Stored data

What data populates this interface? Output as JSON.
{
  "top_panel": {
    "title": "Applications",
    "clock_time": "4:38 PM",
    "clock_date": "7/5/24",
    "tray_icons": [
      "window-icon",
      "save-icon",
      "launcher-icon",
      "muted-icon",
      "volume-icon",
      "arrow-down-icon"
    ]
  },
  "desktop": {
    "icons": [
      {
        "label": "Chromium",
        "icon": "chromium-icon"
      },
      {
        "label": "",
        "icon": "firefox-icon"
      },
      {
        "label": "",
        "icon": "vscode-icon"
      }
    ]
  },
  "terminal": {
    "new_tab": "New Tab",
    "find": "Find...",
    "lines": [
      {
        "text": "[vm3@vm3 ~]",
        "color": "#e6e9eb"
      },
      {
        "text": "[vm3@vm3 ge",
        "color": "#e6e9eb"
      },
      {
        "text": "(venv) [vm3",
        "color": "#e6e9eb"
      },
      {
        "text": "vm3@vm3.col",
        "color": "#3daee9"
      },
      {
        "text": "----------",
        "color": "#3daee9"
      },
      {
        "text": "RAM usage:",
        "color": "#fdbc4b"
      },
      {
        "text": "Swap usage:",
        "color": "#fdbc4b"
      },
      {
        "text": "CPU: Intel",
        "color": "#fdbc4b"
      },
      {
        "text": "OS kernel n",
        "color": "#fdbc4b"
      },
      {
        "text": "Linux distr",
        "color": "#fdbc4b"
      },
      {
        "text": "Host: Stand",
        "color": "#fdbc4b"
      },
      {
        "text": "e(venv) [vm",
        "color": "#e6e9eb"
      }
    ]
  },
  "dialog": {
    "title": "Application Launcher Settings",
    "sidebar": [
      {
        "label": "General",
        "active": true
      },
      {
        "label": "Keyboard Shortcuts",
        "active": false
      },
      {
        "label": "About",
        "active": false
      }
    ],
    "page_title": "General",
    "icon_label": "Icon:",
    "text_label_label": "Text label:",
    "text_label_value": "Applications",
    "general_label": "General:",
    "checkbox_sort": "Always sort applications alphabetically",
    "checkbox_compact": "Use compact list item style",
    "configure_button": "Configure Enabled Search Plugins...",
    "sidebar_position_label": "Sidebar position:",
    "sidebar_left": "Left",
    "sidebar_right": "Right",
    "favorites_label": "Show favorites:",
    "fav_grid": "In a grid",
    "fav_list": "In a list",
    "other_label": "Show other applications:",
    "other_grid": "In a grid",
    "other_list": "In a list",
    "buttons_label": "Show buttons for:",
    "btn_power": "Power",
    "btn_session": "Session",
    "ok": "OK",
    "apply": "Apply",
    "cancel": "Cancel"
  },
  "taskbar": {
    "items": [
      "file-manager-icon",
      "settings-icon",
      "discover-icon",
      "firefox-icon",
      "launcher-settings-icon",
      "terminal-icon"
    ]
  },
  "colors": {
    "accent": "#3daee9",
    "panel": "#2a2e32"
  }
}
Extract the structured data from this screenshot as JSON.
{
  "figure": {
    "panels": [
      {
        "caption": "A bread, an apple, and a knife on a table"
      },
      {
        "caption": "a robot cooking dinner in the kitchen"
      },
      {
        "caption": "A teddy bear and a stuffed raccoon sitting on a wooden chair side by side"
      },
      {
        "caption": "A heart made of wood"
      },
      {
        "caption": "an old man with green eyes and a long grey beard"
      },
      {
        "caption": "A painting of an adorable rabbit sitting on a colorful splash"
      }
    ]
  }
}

> _Prompt_: Reproduce the entries above exactly.

> _Answer for this exercise_:
What data populates this interface? Output as JSON.
{
  "top_panel": {
    "title": "Applications",
    "clock_time": "4:38 PM",
    "clock_date": "7/5/24",
    "tray_icons": [
      "window-icon",
      "save-icon",
      "launcher-icon",
      "muted-icon",
      "volume-icon",
      "arrow-down-icon"
    ]
  },
  "desktop": {
    "icons": [
      {
        "label": "Chromium",
        "icon": "chromium-icon"
      },
      {
        "label": "",
        "icon": "firefox-icon"
      },
      {
        "label": "",
        "icon": "vscode-icon"
      }
    ]
  },
  "terminal": {
    "new_tab": "New Tab",
    "find": "Find...",
    "lines": [
      {
        "text": "[vm3@vm3 ~]",
        "color": "#e6e9eb"
      },
      {
        "text": "[vm3@vm3 ge",
        "color": "#e6e9eb"
      },
      {
        "text": "(venv) [vm3",
        "color": "#e6e9eb"
      },
      {
        "text": "vm3@vm3.col",
        "color": "#3daee9"
      },
      {
        "text": "----------",
        "color": "#3daee9"
      },
      {
        "text": "RAM usage:",
        "color": "#fdbc4b"
      },
      {
        "text": "Swap usage:",
        "color": "#fdbc4b"
      },
      {
        "text": "CPU: Intel",
        "color": "#fdbc4b"
      },
      {
        "text": "OS kernel n",
        "color": "#fdbc4b"
      },
      {
        "text": "Linux distr",
        "color": "#fdbc4b"
      },
      {
        "text": "Host: Stand",
        "color": "#fdbc4b"
      },
      {
        "text": "e(venv) [vm",
        "color": "#e6e9eb"
      }
    ]
  },
  "dialog": {
    "title": "Application Launcher Settings",
    "sidebar": [
      {
        "label": "General",
        "active": true
      },
      {
        "label": "Keyboard Shortcuts",
        "active": false
      },
      {
        "label": "About",
        "active": false
      }
    ],
    "page_title": "General",
    "icon_label": "Icon:",
    "text_label_label": "Text label:",
    "text_label_value": "Applications",
    "general_label": "General:",
    "checkbox_sort": "Always sort applications alphabetically",
    "checkbox_compact": "Use compact list item style",
    "configure_button": "Configure Enabled Search Plugins...",
    "sidebar_position_label": "Sidebar position:",
    "sidebar_left": "Left",
    "sidebar_right": "Right",
    "favorites_label": "Show favorites:",
    "fav_grid": "In a grid",
    "fav_list": "In a list",
    "other_label": "Show other applications:",
    "other_grid": "In a grid",
    "other_list": "In a list",
    "buttons_label": "Show buttons for:",
    "btn_power": "Power",
    "btn_session": "Session",
    "ok": "OK",
    "apply": "Apply",
    "cancel": "Cancel"
  },
  "taskbar": {
    "items": [
      "file-manager-icon",
      "settings-icon",
      "discover-icon",
      "firefox-icon",
      "launcher-settings-icon",
      "terminal-icon"
    ]
  },
  "colors": {
    "accent": "#3daee9",
    "panel": "#2a2e32"
  }
}
Extract the structured data from this screenshot as JSON.
{
  "figure": {
    "panels": [
      {
        "caption": "A bread, an apple, and a knife on a table"
      },
      {
        "caption": "a robot cooking dinner in the kitchen"
      },
      {
        "caption": "A teddy bear and a stuffed raccoon sitting on a wooden chair side by side"
      },
      {
        "caption": "A heart made of wood"
      },
      {
        "caption": "an old man with green eyes and a long grey beard"
      },
      {
        "caption": "A painting of an adorable rabbit sitting on a colorful splash"
      }
    ]
  }
}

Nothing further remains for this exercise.